▶ What is required
Every entry must be repeated exactly. Exclude all pictures.

=== Data supplied ===

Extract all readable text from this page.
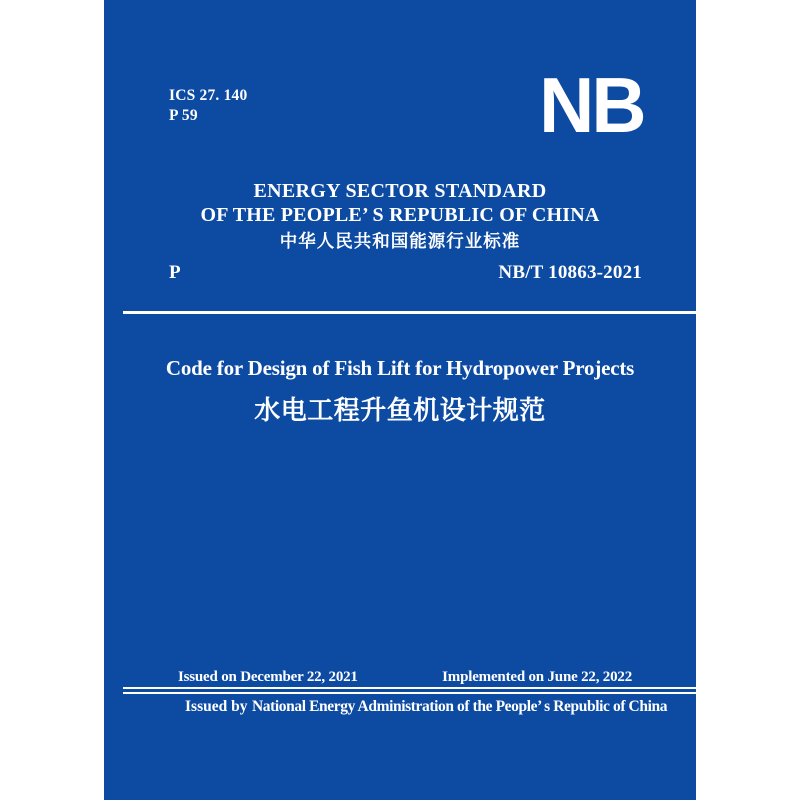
ICS 27. 140
P 59	NB
ENERGY SECTOR STANDARD
OF THE PEOPLE’ S REPUBLIC OF CHINA
中华人民共和国能源行业标准
P	NB/T 10863-2021
Code for Design of Fish Lift for Hydropower Projects
水电工程升鱼机设计规范
Issued on December 22, 2021	Implemented on June 22, 2022
Issued by National Energy Administration of the People’ s Republic of China
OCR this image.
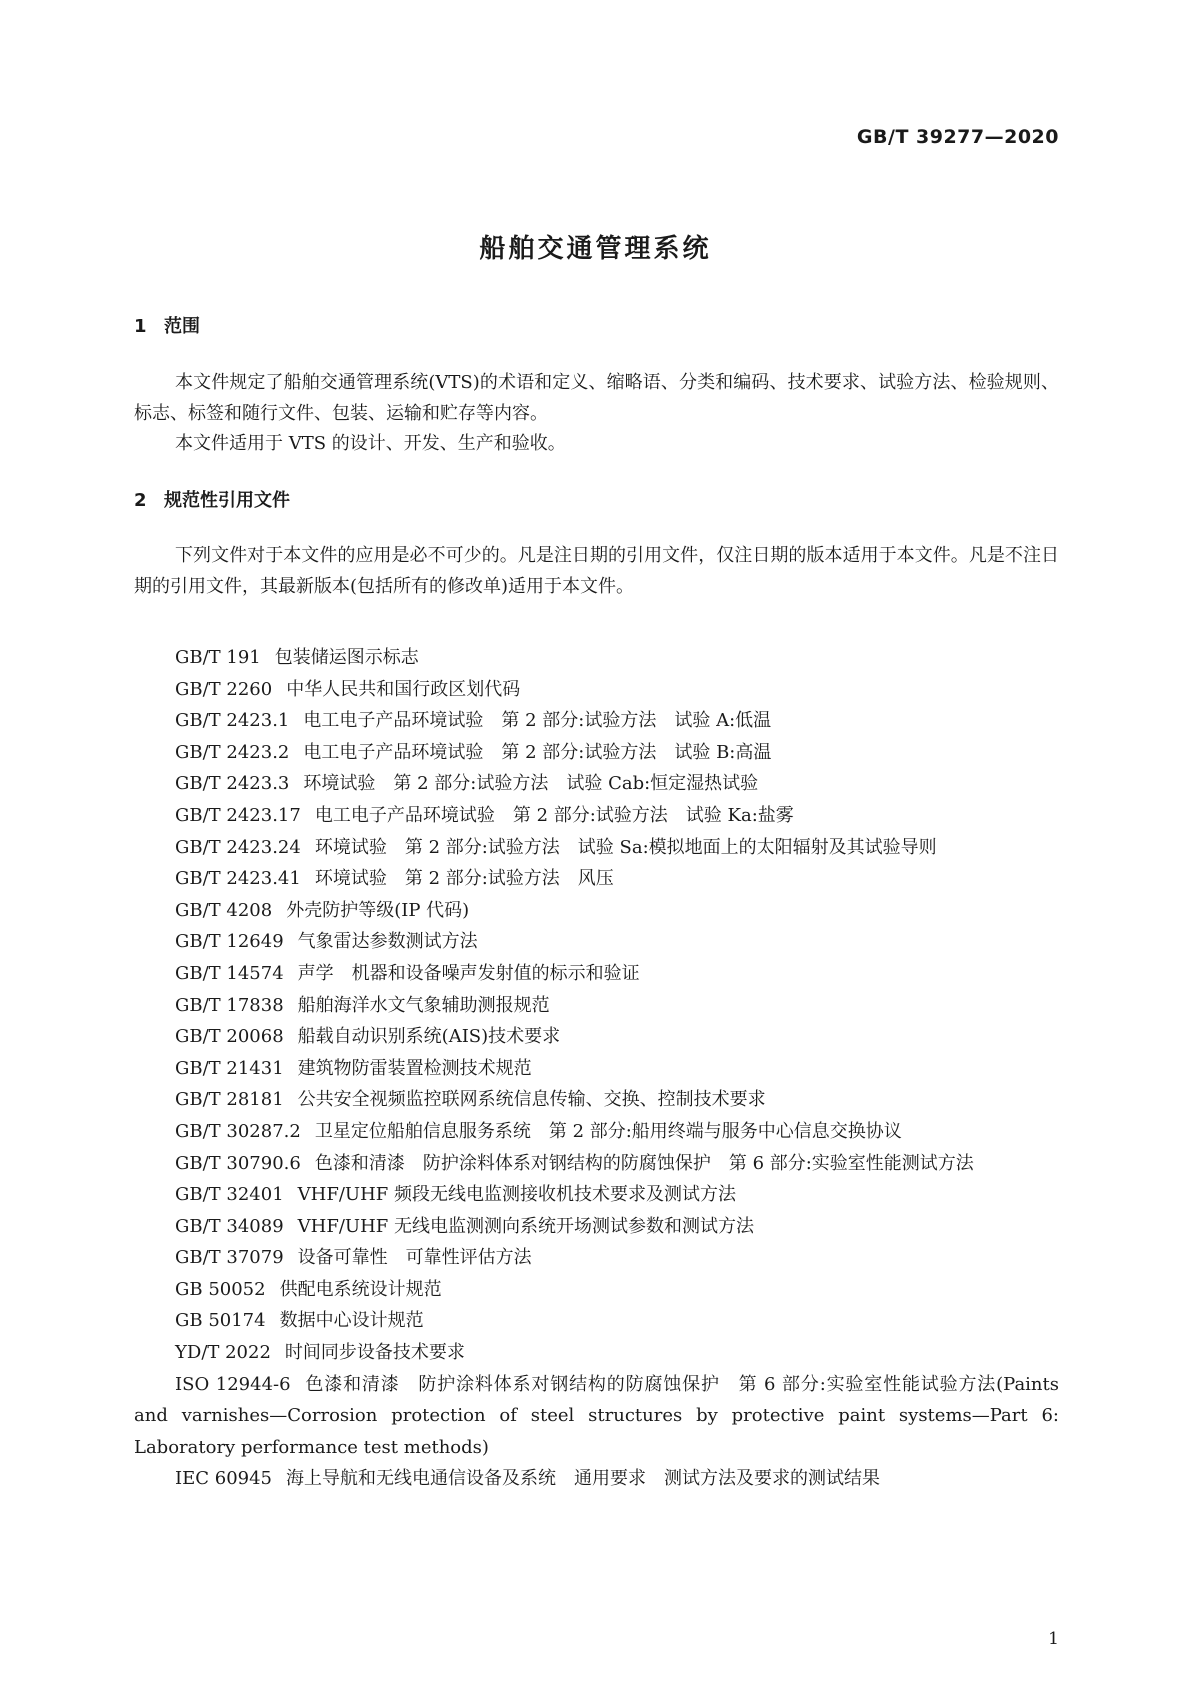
GB/T 39277—2020
船舶交通管理系统
1 范围
本文件规定了船舶交通管理系统(VTS)的术语和定义、缩略语、分类和编码、技术要求、试验方法、检验规则、标志、标签和随行文件、包装、运输和贮存等内容。
本文件适用于 VTS 的设计、开发、生产和验收。
2 规范性引用文件
下列文件对于本文件的应用是必不可少的。凡是注日期的引用文件，仅注日期的版本适用于本文件。凡是不注日期的引用文件，其最新版本(包括所有的修改单)适用于本文件。
GB/T 191 包装储运图示标志
GB/T 2260 中华人民共和国行政区划代码
GB/T 2423.1 电工电子产品环境试验　第 2 部分:试验方法　试验 A:低温
GB/T 2423.2 电工电子产品环境试验　第 2 部分:试验方法　试验 B:高温
GB/T 2423.3 环境试验　第 2 部分:试验方法　试验 Cab:恒定湿热试验
GB/T 2423.17 电工电子产品环境试验　第 2 部分:试验方法　试验 Ka:盐雾
GB/T 2423.24 环境试验　第 2 部分:试验方法　试验 Sa:模拟地面上的太阳辐射及其试验导则
GB/T 2423.41 环境试验　第 2 部分:试验方法　风压
GB/T 4208 外壳防护等级(IP 代码)
GB/T 12649 气象雷达参数测试方法
GB/T 14574 声学　机器和设备噪声发射值的标示和验证
GB/T 17838 船舶海洋水文气象辅助测报规范
GB/T 20068 船载自动识别系统(AIS)技术要求
GB/T 21431 建筑物防雷装置检测技术规范
GB/T 28181 公共安全视频监控联网系统信息传输、交换、控制技术要求
GB/T 30287.2 卫星定位船舶信息服务系统　第 2 部分:船用终端与服务中心信息交换协议
GB/T 30790.6 色漆和清漆　防护涂料体系对钢结构的防腐蚀保护　第 6 部分:实验室性能测试方法
GB/T 32401 VHF/UHF 频段无线电监测接收机技术要求及测试方法
GB/T 34089 VHF/UHF 无线电监测测向系统开场测试参数和测试方法
GB/T 37079 设备可靠性　可靠性评估方法
GB 50052 供配电系统设计规范
GB 50174 数据中心设计规范
YD/T 2022 时间同步设备技术要求
ISO 12944-6 色漆和清漆　防护涂料体系对钢结构的防腐蚀保护　第 6 部分:实验室性能试验方法(Paints and varnishes—Corrosion protection of steel structures by protective paint systems—Part 6: Laboratory performance test methods)
IEC 60945 海上导航和无线电通信设备及系统　通用要求　测试方法及要求的测试结果
1
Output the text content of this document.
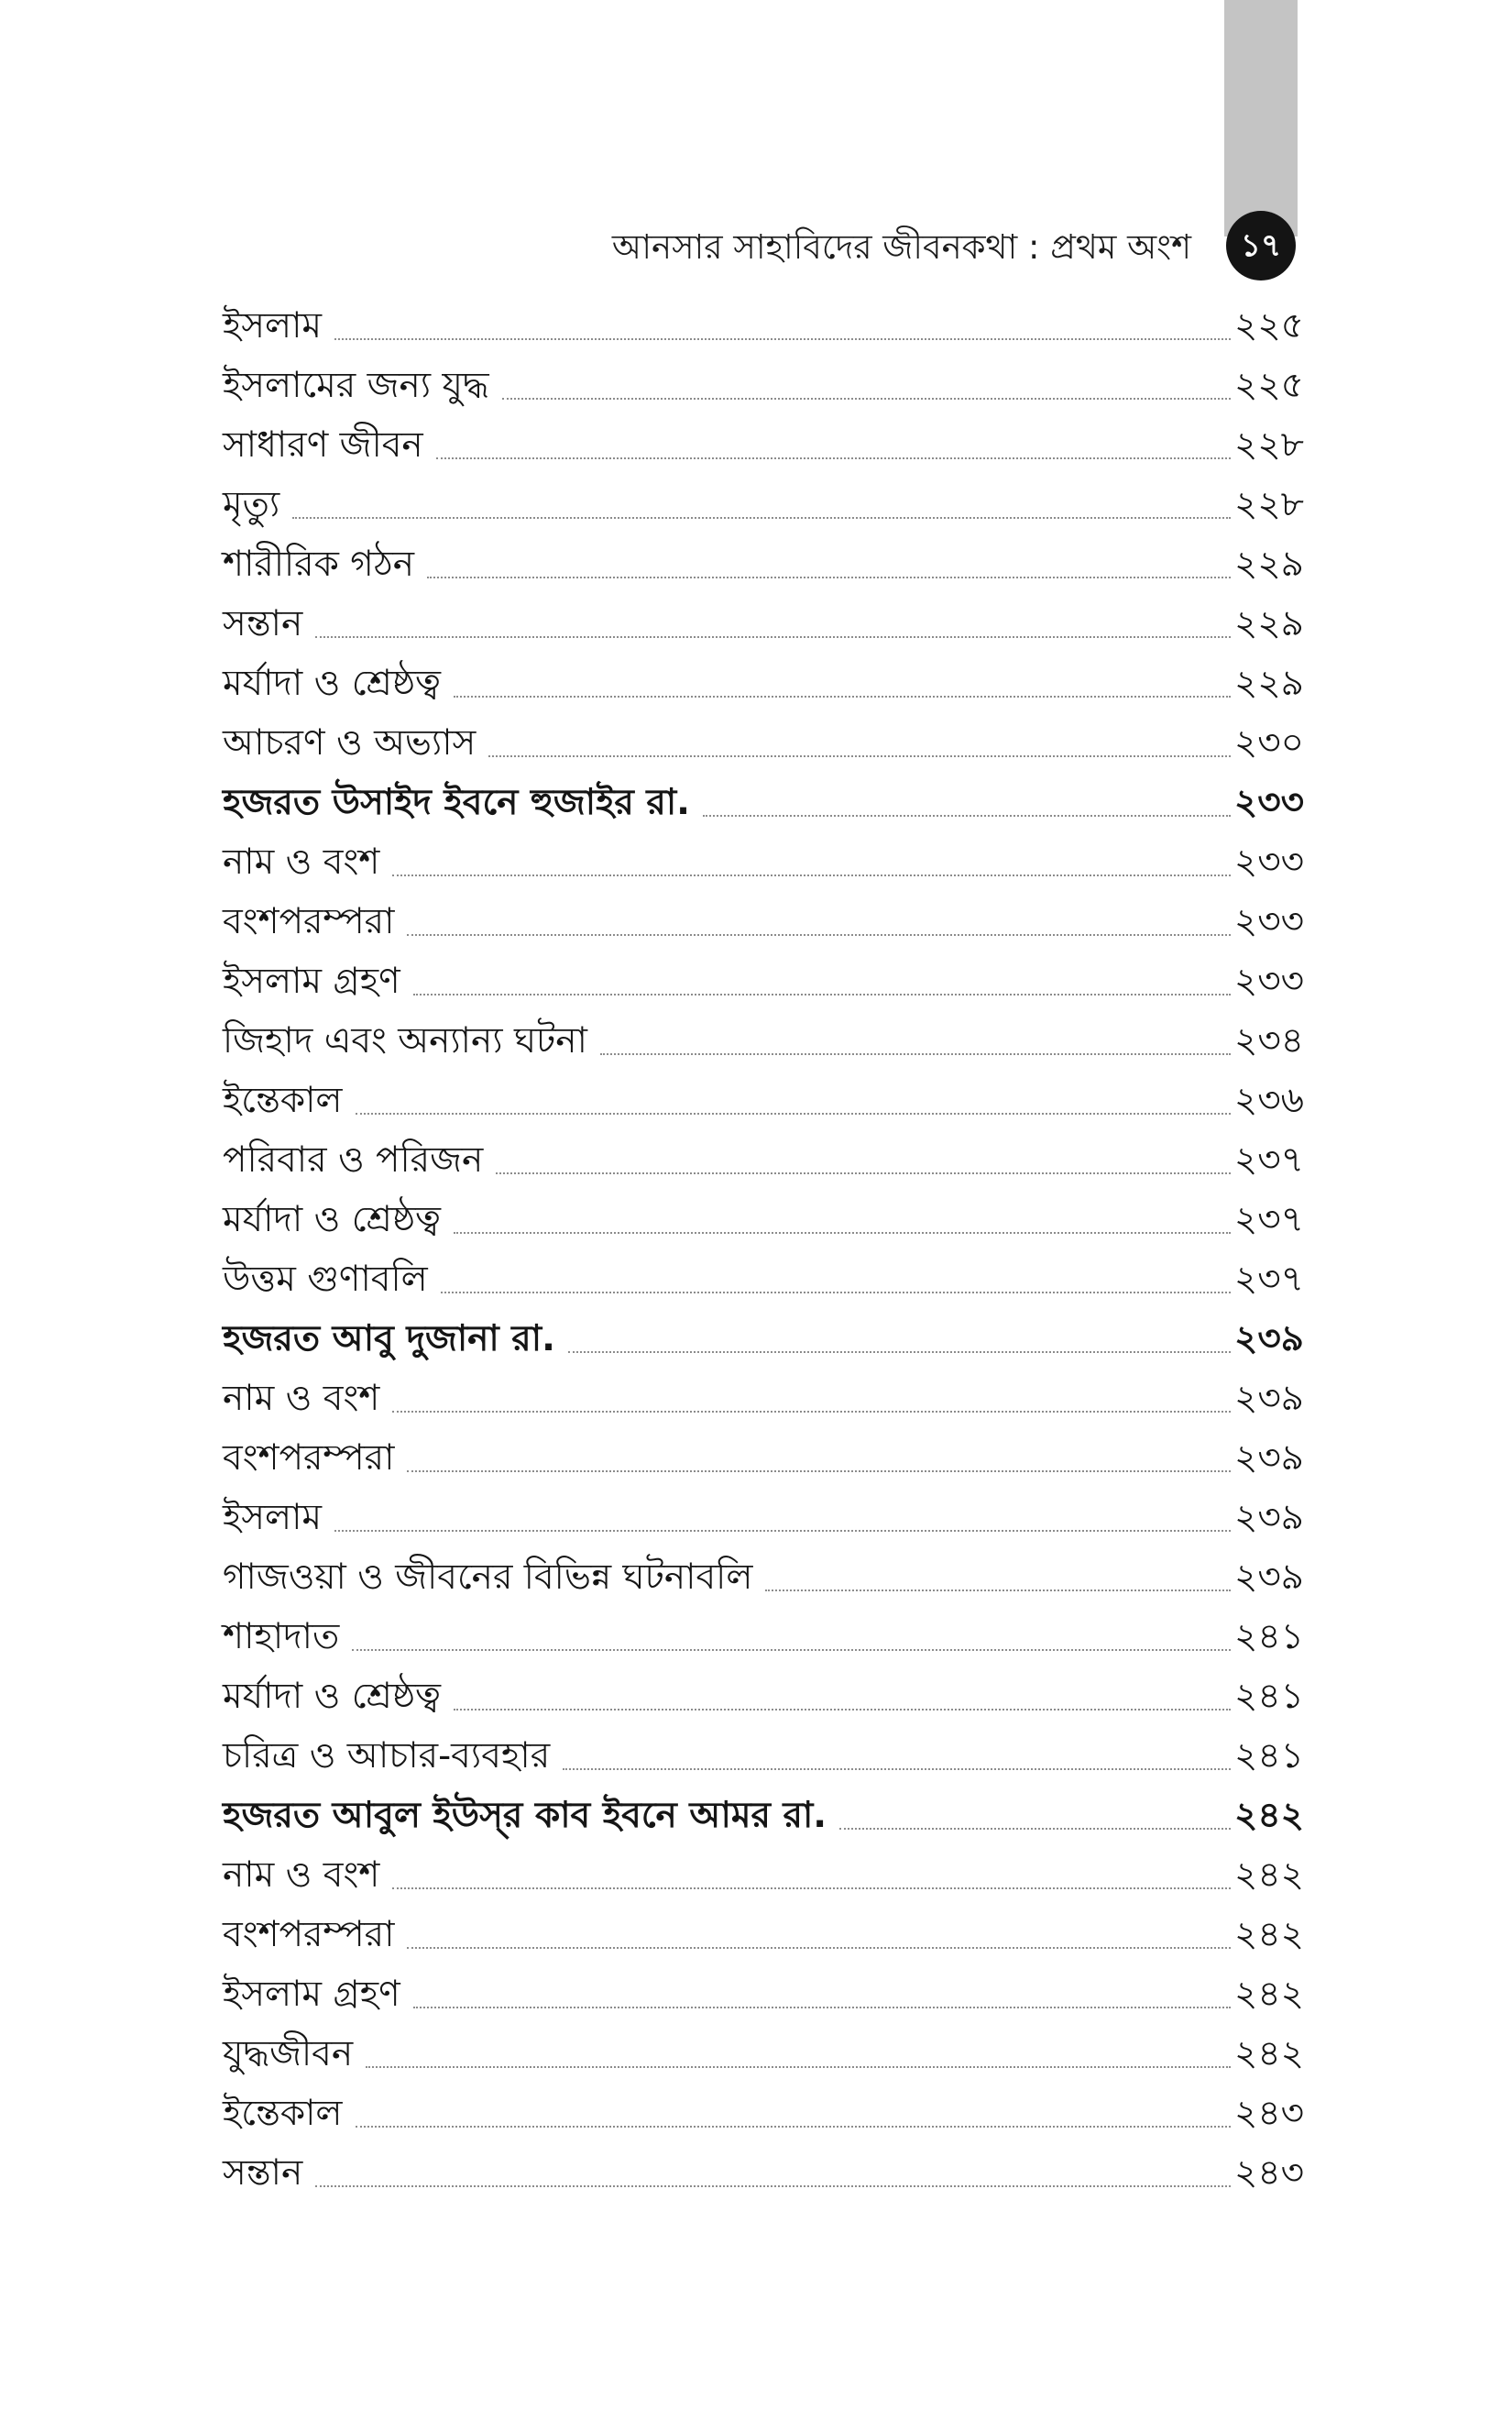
আনসার সাহাবিদের জীবনকথা : প্রথম অংশ	১৭
ইসলাম	২২৫
ইসলামের জন্য যুদ্ধ	২২৫
সাধারণ জীবন	২২৮
মৃত্যু	২২৮
শারীরিক গঠন	২২৯
সন্তান	২২৯
মর্যাদা ও শ্রেষ্ঠত্ব	২২৯
আচরণ ও অভ্যাস	২৩০
হজরত উসাইদ ইবনে হুজাইর রা.	২৩৩
নাম ও বংশ	২৩৩
বংশপরম্পরা	২৩৩
ইসলাম গ্রহণ	২৩৩
জিহাদ এবং অন্যান্য ঘটনা	২৩৪
ইন্তেকাল	২৩৬
পরিবার ও পরিজন	২৩৭
মর্যাদা ও শ্রেষ্ঠত্ব	২৩৭
উত্তম গুণাবলি	২৩৭
হজরত আবু দুজানা রা.	২৩৯
নাম ও বংশ	২৩৯
বংশপরম্পরা	২৩৯
ইসলাম	২৩৯
গাজওয়া ও জীবনের বিভিন্ন ঘটনাবলি	২৩৯
শাহাদাত	২৪১
মর্যাদা ও শ্রেষ্ঠত্ব	২৪১
চরিত্র ও আচার-ব্যবহার	২৪১
হজরত আবুল ইউস্‌র কাব ইবনে আমর রা.	২৪২
নাম ও বংশ	২৪২
বংশপরম্পরা	২৪২
ইসলাম গ্রহণ	২৪২
যুদ্ধজীবন	২৪২
ইন্তেকাল	২৪৩
সন্তান	২৪৩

===

▶ Task answer
Extract all readable text from this page.
ICS 27. 140
P 59	NB
ENERGY SECTOR STANDARD
OF THE PEOPLE’ S REPUBLIC OF CHINA
中华人民共和国能源行业标准
P	NB/T 10863-2021
Code for Design of Fish Lift for Hydropower Projects
水电工程升鱼机设计规范
Issued on December 22, 2021	Implemented on June 22, 2022
Issued by National Energy Administration of the People’ s Republic of China
OCR this image.
GB/T 39277—2020
船舶交通管理系统
1 范围
本文件规定了船舶交通管理系统(VTS)的术语和定义、缩略语、分类和编码、技术要求、试验方法、检验规则、标志、标签和随行文件、包装、运输和贮存等内容。
本文件适用于 VTS 的设计、开发、生产和验收。
2 规范性引用文件
下列文件对于本文件的应用是必不可少的。凡是注日期的引用文件，仅注日期的版本适用于本文件。凡是不注日期的引用文件，其最新版本(包括所有的修改单)适用于本文件。
GB/T 191 包装储运图示标志
GB/T 2260 中华人民共和国行政区划代码
GB/T 2423.1 电工电子产品环境试验　第 2 部分:试验方法　试验 A:低温
GB/T 2423.2 电工电子产品环境试验　第 2 部分:试验方法　试验 B:高温
GB/T 2423.3 环境试验　第 2 部分:试验方法　试验 Cab:恒定湿热试验
GB/T 2423.17 电工电子产品环境试验　第 2 部分:试验方法　试验 Ka:盐雾
GB/T 2423.24 环境试验　第 2 部分:试验方法　试验 Sa:模拟地面上的太阳辐射及其试验导则
GB/T 2423.41 环境试验　第 2 部分:试验方法　风压
GB/T 4208 外壳防护等级(IP 代码)
GB/T 12649 气象雷达参数测试方法
GB/T 14574 声学　机器和设备噪声发射值的标示和验证
GB/T 17838 船舶海洋水文气象辅助测报规范
GB/T 20068 船载自动识别系统(AIS)技术要求
GB/T 21431 建筑物防雷装置检测技术规范
GB/T 28181 公共安全视频监控联网系统信息传输、交换、控制技术要求
GB/T 30287.2 卫星定位船舶信息服务系统　第 2 部分:船用终端与服务中心信息交换协议
GB/T 30790.6 色漆和清漆　防护涂料体系对钢结构的防腐蚀保护　第 6 部分:实验室性能测试方法
GB/T 32401 VHF/UHF 频段无线电监测接收机技术要求及测试方法
GB/T 34089 VHF/UHF 无线电监测测向系统开场测试参数和测试方法
GB/T 37079 设备可靠性　可靠性评估方法
GB 50052 供配电系统设计规范
GB 50174 数据中心设计规范
YD/T 2022 时间同步设备技术要求
ISO 12944-6 色漆和清漆　防护涂料体系对钢结构的防腐蚀保护　第 6 部分:实验室性能试验方法(Paints and varnishes—Corrosion protection of steel structures by protective paint systems—Part 6: Laboratory performance test methods)
IEC 60945 海上导航和无线电通信设备及系统　通用要求　测试方法及要求的测试结果
1
Output the text content of this document.
আনসার সাহাবিদের জীবনকথা : প্রথম অংশ	১৭
ইসলাম	২২৫
ইসলামের জন্য যুদ্ধ	২২৫
সাধারণ জীবন	২২৮
মৃত্যু	২২৮
শারীরিক গঠন	২২৯
সন্তান	২২৯
মর্যাদা ও শ্রেষ্ঠত্ব	২২৯
আচরণ ও অভ্যাস	২৩০
হজরত উসাইদ ইবনে হুজাইর রা.	২৩৩
নাম ও বংশ	২৩৩
বংশপরম্পরা	২৩৩
ইসলাম গ্রহণ	২৩৩
জিহাদ এবং অন্যান্য ঘটনা	২৩৪
ইন্তেকাল	২৩৬
পরিবার ও পরিজন	২৩৭
মর্যাদা ও শ্রেষ্ঠত্ব	২৩৭
উত্তম গুণাবলি	২৩৭
হজরত আবু দুজানা রা.	২৩৯
নাম ও বংশ	২৩৯
বংশপরম্পরা	২৩৯
ইসলাম	২৩৯
গাজওয়া ও জীবনের বিভিন্ন ঘটনাবলি	২৩৯
শাহাদাত	২৪১
মর্যাদা ও শ্রেষ্ঠত্ব	২৪১
চরিত্র ও আচার-ব্যবহার	২৪১
হজরত আবুল ইউস্‌র কাব ইবনে আমর রা.	২৪২
নাম ও বংশ	২৪২
বংশপরম্পরা	২৪২
ইসলাম গ্রহণ	২৪২
যুদ্ধজীবন	২৪২
ইন্তেকাল	২৪৩
সন্তান	২৪৩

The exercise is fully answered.